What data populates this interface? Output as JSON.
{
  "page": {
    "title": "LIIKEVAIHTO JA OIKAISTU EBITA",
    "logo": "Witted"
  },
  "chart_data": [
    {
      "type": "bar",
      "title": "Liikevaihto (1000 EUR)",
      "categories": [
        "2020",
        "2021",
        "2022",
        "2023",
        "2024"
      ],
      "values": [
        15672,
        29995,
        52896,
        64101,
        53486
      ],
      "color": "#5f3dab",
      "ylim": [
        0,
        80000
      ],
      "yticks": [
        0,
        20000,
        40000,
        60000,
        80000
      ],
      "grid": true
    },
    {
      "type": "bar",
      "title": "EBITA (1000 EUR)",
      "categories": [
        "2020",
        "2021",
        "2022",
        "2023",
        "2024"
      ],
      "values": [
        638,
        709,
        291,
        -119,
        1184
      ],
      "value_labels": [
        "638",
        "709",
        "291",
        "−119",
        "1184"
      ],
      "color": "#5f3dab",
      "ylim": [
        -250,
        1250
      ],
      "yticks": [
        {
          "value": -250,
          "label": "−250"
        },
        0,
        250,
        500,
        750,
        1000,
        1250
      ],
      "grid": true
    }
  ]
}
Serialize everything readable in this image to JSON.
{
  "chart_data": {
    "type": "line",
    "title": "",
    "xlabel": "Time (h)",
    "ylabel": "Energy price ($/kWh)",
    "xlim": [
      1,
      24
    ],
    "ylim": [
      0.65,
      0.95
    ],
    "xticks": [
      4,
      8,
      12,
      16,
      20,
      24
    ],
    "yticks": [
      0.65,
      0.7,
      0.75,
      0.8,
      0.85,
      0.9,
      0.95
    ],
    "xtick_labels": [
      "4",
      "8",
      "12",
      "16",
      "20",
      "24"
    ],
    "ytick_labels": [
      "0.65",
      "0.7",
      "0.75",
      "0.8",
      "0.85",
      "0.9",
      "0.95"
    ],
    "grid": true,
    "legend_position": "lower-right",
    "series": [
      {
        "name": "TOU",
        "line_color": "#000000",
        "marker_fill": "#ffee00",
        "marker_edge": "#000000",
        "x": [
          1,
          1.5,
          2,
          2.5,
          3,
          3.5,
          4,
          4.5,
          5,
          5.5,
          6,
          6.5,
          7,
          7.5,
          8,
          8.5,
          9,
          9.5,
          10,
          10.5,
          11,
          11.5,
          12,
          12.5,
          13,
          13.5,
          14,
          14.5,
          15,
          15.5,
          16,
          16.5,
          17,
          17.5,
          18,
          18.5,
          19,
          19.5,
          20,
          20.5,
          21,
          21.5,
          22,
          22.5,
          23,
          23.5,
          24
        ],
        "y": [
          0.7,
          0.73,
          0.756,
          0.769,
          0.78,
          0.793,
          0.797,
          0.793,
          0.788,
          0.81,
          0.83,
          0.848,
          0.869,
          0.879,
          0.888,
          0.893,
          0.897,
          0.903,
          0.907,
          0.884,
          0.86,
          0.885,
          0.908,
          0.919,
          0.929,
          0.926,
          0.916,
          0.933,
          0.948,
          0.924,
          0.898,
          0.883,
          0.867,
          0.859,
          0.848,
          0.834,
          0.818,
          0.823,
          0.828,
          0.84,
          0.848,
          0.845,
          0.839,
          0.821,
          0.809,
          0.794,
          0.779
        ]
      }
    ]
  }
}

##########

Task to carry out: Restate the records, all of them, precisely as written.

Expected answer:
What data populates this interface? Output as JSON.
{
  "page": {
    "title": "LIIKEVAIHTO JA OIKAISTU EBITA",
    "logo": "Witted"
  },
  "chart_data": [
    {
      "type": "bar",
      "title": "Liikevaihto (1000 EUR)",
      "categories": [
        "2020",
        "2021",
        "2022",
        "2023",
        "2024"
      ],
      "values": [
        15672,
        29995,
        52896,
        64101,
        53486
      ],
      "color": "#5f3dab",
      "ylim": [
        0,
        80000
      ],
      "yticks": [
        0,
        20000,
        40000,
        60000,
        80000
      ],
      "grid": true
    },
    {
      "type": "bar",
      "title": "EBITA (1000 EUR)",
      "categories": [
        "2020",
        "2021",
        "2022",
        "2023",
        "2024"
      ],
      "values": [
        638,
        709,
        291,
        -119,
        1184
      ],
      "value_labels": [
        "638",
        "709",
        "291",
        "−119",
        "1184"
      ],
      "color": "#5f3dab",
      "ylim": [
        -250,
        1250
      ],
      "yticks": [
        {
          "value": -250,
          "label": "−250"
        },
        0,
        250,
        500,
        750,
        1000,
        1250
      ],
      "grid": true
    }
  ]
}
Serialize everything readable in this image to JSON.
{
  "chart_data": {
    "type": "line",
    "title": "",
    "xlabel": "Time (h)",
    "ylabel": "Energy price ($/kWh)",
    "xlim": [
      1,
      24
    ],
    "ylim": [
      0.65,
      0.95
    ],
    "xticks": [
      4,
      8,
      12,
      16,
      20,
      24
    ],
    "yticks": [
      0.65,
      0.7,
      0.75,
      0.8,
      0.85,
      0.9,
      0.95
    ],
    "xtick_labels": [
      "4",
      "8",
      "12",
      "16",
      "20",
      "24"
    ],
    "ytick_labels": [
      "0.65",
      "0.7",
      "0.75",
      "0.8",
      "0.85",
      "0.9",
      "0.95"
    ],
    "grid": true,
    "legend_position": "lower-right",
    "series": [
      {
        "name": "TOU",
        "line_color": "#000000",
        "marker_fill": "#ffee00",
        "marker_edge": "#000000",
        "x": [
          1,
          1.5,
          2,
          2.5,
          3,
          3.5,
          4,
          4.5,
          5,
          5.5,
          6,
          6.5,
          7,
          7.5,
          8,
          8.5,
          9,
          9.5,
          10,
          10.5,
          11,
          11.5,
          12,
          12.5,
          13,
          13.5,
          14,
          14.5,
          15,
          15.5,
          16,
          16.5,
          17,
          17.5,
          18,
          18.5,
          19,
          19.5,
          20,
          20.5,
          21,
          21.5,
          22,
          22.5,
          23,
          23.5,
          24
        ],
        "y": [
          0.7,
          0.73,
          0.756,
          0.769,
          0.78,
          0.793,
          0.797,
          0.793,
          0.788,
          0.81,
          0.83,
          0.848,
          0.869,
          0.879,
          0.888,
          0.893,
          0.897,
          0.903,
          0.907,
          0.884,
          0.86,
          0.885,
          0.908,
          0.919,
          0.929,
          0.926,
          0.916,
          0.933,
          0.948,
          0.924,
          0.898,
          0.883,
          0.867,
          0.859,
          0.848,
          0.834,
          0.818,
          0.823,
          0.828,
          0.84,
          0.848,
          0.845,
          0.839,
          0.821,
          0.809,
          0.794,
          0.779
        ]
      }
    ]
  }
}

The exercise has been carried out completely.